>> START

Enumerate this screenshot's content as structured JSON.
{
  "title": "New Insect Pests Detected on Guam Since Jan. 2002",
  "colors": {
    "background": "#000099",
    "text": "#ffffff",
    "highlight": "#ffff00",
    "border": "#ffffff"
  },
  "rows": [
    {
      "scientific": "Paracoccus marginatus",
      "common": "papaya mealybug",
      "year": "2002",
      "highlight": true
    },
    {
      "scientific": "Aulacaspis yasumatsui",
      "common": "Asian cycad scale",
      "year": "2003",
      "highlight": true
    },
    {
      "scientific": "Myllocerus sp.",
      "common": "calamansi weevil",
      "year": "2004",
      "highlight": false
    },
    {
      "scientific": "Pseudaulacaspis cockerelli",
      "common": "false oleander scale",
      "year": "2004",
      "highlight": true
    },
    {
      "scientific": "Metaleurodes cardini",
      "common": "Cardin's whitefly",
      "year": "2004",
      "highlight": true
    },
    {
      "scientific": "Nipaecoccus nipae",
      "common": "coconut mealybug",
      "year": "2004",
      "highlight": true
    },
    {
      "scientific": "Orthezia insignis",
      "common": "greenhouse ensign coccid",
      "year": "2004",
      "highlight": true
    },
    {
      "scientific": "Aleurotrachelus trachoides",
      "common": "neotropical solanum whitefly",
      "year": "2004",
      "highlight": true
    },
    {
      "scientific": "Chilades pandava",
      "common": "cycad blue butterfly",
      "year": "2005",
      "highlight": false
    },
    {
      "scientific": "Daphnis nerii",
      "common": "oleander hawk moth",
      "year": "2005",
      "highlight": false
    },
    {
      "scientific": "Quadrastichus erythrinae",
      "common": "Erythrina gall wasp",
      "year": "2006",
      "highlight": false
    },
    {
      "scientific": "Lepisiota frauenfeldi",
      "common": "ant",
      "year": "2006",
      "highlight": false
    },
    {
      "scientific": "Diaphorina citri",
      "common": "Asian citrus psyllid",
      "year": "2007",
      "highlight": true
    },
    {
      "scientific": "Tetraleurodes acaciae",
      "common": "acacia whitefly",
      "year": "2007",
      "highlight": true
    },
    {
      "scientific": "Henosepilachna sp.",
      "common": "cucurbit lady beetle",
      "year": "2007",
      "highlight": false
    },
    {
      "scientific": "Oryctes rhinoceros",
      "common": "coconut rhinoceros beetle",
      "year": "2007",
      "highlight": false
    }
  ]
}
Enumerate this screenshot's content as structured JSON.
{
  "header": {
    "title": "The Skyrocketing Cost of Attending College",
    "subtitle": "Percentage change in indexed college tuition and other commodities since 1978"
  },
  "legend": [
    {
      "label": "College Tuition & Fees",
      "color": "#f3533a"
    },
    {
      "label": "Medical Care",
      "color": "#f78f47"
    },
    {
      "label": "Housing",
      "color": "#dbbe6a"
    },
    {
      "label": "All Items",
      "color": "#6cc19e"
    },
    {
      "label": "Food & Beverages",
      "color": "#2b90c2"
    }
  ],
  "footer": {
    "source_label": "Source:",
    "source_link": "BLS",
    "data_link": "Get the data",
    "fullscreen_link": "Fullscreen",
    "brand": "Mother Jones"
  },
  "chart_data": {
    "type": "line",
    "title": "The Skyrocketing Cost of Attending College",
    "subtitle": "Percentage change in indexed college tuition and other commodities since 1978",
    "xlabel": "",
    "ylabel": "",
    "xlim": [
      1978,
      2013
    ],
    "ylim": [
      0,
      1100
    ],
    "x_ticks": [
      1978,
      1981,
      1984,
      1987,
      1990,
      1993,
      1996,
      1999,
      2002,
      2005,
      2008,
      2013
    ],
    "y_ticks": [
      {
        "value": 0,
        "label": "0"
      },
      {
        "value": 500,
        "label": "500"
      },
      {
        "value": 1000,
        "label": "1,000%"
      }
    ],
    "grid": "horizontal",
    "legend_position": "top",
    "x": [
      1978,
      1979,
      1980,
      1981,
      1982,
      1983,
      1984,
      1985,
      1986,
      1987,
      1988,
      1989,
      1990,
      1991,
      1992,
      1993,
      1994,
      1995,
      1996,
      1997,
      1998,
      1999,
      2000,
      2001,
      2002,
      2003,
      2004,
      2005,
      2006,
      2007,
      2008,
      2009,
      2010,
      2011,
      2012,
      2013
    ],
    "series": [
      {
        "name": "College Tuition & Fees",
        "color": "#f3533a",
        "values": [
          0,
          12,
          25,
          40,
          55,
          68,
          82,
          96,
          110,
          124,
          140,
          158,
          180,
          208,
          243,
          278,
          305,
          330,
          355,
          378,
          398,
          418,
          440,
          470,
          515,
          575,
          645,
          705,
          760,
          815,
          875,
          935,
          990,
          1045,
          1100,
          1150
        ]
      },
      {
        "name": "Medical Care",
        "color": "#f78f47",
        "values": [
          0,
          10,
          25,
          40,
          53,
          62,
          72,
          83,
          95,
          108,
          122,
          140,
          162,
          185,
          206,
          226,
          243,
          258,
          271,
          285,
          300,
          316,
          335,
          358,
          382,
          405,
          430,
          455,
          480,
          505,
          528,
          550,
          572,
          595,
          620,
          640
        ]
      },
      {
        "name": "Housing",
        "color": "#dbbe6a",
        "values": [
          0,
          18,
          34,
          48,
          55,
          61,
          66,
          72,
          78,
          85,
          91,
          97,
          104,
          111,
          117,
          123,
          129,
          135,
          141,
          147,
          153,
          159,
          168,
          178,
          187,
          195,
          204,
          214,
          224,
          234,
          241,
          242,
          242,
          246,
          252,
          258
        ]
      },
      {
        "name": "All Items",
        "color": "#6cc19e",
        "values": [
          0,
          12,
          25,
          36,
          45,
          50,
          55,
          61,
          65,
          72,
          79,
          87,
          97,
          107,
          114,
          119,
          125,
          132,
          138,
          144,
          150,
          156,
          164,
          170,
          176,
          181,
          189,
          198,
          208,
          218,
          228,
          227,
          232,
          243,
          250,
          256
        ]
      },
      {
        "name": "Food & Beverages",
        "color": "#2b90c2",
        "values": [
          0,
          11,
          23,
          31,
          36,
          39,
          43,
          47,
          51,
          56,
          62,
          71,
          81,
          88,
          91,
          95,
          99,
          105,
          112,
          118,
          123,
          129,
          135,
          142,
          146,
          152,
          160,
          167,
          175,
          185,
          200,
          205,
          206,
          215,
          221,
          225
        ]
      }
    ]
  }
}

>> END

PROMPT => Print the material once more, exactly.

EXPECTED ANSWER =>
Enumerate this screenshot's content as structured JSON.
{
  "title": "New Insect Pests Detected on Guam Since Jan. 2002",
  "colors": {
    "background": "#000099",
    "text": "#ffffff",
    "highlight": "#ffff00",
    "border": "#ffffff"
  },
  "rows": [
    {
      "scientific": "Paracoccus marginatus",
      "common": "papaya mealybug",
      "year": "2002",
      "highlight": true
    },
    {
      "scientific": "Aulacaspis yasumatsui",
      "common": "Asian cycad scale",
      "year": "2003",
      "highlight": true
    },
    {
      "scientific": "Myllocerus sp.",
      "common": "calamansi weevil",
      "year": "2004",
      "highlight": false
    },
    {
      "scientific": "Pseudaulacaspis cockerelli",
      "common": "false oleander scale",
      "year": "2004",
      "highlight": true
    },
    {
      "scientific": "Metaleurodes cardini",
      "common": "Cardin's whitefly",
      "year": "2004",
      "highlight": true
    },
    {
      "scientific": "Nipaecoccus nipae",
      "common": "coconut mealybug",
      "year": "2004",
      "highlight": true
    },
    {
      "scientific": "Orthezia insignis",
      "common": "greenhouse ensign coccid",
      "year": "2004",
      "highlight": true
    },
    {
      "scientific": "Aleurotrachelus trachoides",
      "common": "neotropical solanum whitefly",
      "year": "2004",
      "highlight": true
    },
    {
      "scientific": "Chilades pandava",
      "common": "cycad blue butterfly",
      "year": "2005",
      "highlight": false
    },
    {
      "scientific": "Daphnis nerii",
      "common": "oleander hawk moth",
      "year": "2005",
      "highlight": false
    },
    {
      "scientific": "Quadrastichus erythrinae",
      "common": "Erythrina gall wasp",
      "year": "2006",
      "highlight": false
    },
    {
      "scientific": "Lepisiota frauenfeldi",
      "common": "ant",
      "year": "2006",
      "highlight": false
    },
    {
      "scientific": "Diaphorina citri",
      "common": "Asian citrus psyllid",
      "year": "2007",
      "highlight": true
    },
    {
      "scientific": "Tetraleurodes acaciae",
      "common": "acacia whitefly",
      "year": "2007",
      "highlight": true
    },
    {
      "scientific": "Henosepilachna sp.",
      "common": "cucurbit lady beetle",
      "year": "2007",
      "highlight": false
    },
    {
      "scientific": "Oryctes rhinoceros",
      "common": "coconut rhinoceros beetle",
      "year": "2007",
      "highlight": false
    }
  ]
}
Enumerate this screenshot's content as structured JSON.
{
  "header": {
    "title": "The Skyrocketing Cost of Attending College",
    "subtitle": "Percentage change in indexed college tuition and other commodities since 1978"
  },
  "legend": [
    {
      "label": "College Tuition & Fees",
      "color": "#f3533a"
    },
    {
      "label": "Medical Care",
      "color": "#f78f47"
    },
    {
      "label": "Housing",
      "color": "#dbbe6a"
    },
    {
      "label": "All Items",
      "color": "#6cc19e"
    },
    {
      "label": "Food & Beverages",
      "color": "#2b90c2"
    }
  ],
  "footer": {
    "source_label": "Source:",
    "source_link": "BLS",
    "data_link": "Get the data",
    "fullscreen_link": "Fullscreen",
    "brand": "Mother Jones"
  },
  "chart_data": {
    "type": "line",
    "title": "The Skyrocketing Cost of Attending College",
    "subtitle": "Percentage change in indexed college tuition and other commodities since 1978",
    "xlabel": "",
    "ylabel": "",
    "xlim": [
      1978,
      2013
    ],
    "ylim": [
      0,
      1100
    ],
    "x_ticks": [
      1978,
      1981,
      1984,
      1987,
      1990,
      1993,
      1996,
      1999,
      2002,
      2005,
      2008,
      2013
    ],
    "y_ticks": [
      {
        "value": 0,
        "label": "0"
      },
      {
        "value": 500,
        "label": "500"
      },
      {
        "value": 1000,
        "label": "1,000%"
      }
    ],
    "grid": "horizontal",
    "legend_position": "top",
    "x": [
      1978,
      1979,
      1980,
      1981,
      1982,
      1983,
      1984,
      1985,
      1986,
      1987,
      1988,
      1989,
      1990,
      1991,
      1992,
      1993,
      1994,
      1995,
      1996,
      1997,
      1998,
      1999,
      2000,
      2001,
      2002,
      2003,
      2004,
      2005,
      2006,
      2007,
      2008,
      2009,
      2010,
      2011,
      2012,
      2013
    ],
    "series": [
      {
        "name": "College Tuition & Fees",
        "color": "#f3533a",
        "values": [
          0,
          12,
          25,
          40,
          55,
          68,
          82,
          96,
          110,
          124,
          140,
          158,
          180,
          208,
          243,
          278,
          305,
          330,
          355,
          378,
          398,
          418,
          440,
          470,
          515,
          575,
          645,
          705,
          760,
          815,
          875,
          935,
          990,
          1045,
          1100,
          1150
        ]
      },
      {
        "name": "Medical Care",
        "color": "#f78f47",
        "values": [
          0,
          10,
          25,
          40,
          53,
          62,
          72,
          83,
          95,
          108,
          122,
          140,
          162,
          185,
          206,
          226,
          243,
          258,
          271,
          285,
          300,
          316,
          335,
          358,
          382,
          405,
          430,
          455,
          480,
          505,
          528,
          550,
          572,
          595,
          620,
          640
        ]
      },
      {
        "name": "Housing",
        "color": "#dbbe6a",
        "values": [
          0,
          18,
          34,
          48,
          55,
          61,
          66,
          72,
          78,
          85,
          91,
          97,
          104,
          111,
          117,
          123,
          129,
          135,
          141,
          147,
          153,
          159,
          168,
          178,
          187,
          195,
          204,
          214,
          224,
          234,
          241,
          242,
          242,
          246,
          252,
          258
        ]
      },
      {
        "name": "All Items",
        "color": "#6cc19e",
        "values": [
          0,
          12,
          25,
          36,
          45,
          50,
          55,
          61,
          65,
          72,
          79,
          87,
          97,
          107,
          114,
          119,
          125,
          132,
          138,
          144,
          150,
          156,
          164,
          170,
          176,
          181,
          189,
          198,
          208,
          218,
          228,
          227,
          232,
          243,
          250,
          256
        ]
      },
      {
        "name": "Food & Beverages",
        "color": "#2b90c2",
        "values": [
          0,
          11,
          23,
          31,
          36,
          39,
          43,
          47,
          51,
          56,
          62,
          71,
          81,
          88,
          91,
          95,
          99,
          105,
          112,
          118,
          123,
          129,
          135,
          142,
          146,
          152,
          160,
          167,
          175,
          185,
          200,
          205,
          206,
          215,
          221,
          225
        ]
      }
    ]
  }
}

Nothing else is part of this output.